EXTRACTED MATERIAL →
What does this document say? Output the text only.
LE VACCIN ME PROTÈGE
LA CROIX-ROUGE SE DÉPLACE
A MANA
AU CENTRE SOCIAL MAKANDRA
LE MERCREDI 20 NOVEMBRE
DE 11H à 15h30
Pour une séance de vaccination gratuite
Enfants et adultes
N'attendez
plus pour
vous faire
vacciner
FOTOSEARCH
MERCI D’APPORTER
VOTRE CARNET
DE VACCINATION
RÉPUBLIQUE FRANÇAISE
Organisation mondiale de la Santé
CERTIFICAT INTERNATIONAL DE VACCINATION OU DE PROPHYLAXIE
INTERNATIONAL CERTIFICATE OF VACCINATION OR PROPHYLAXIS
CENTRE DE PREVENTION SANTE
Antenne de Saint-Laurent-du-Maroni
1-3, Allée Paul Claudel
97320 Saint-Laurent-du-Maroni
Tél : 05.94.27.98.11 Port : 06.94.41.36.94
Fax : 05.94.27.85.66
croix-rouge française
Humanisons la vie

WHAT IS REQUIRED →
Filter the records above for "Saint" and copy every matching line.

THE RESULT →
Antenne de Saint-Laurent-du-Maroni
97320 Saint-Laurent-du-Maroni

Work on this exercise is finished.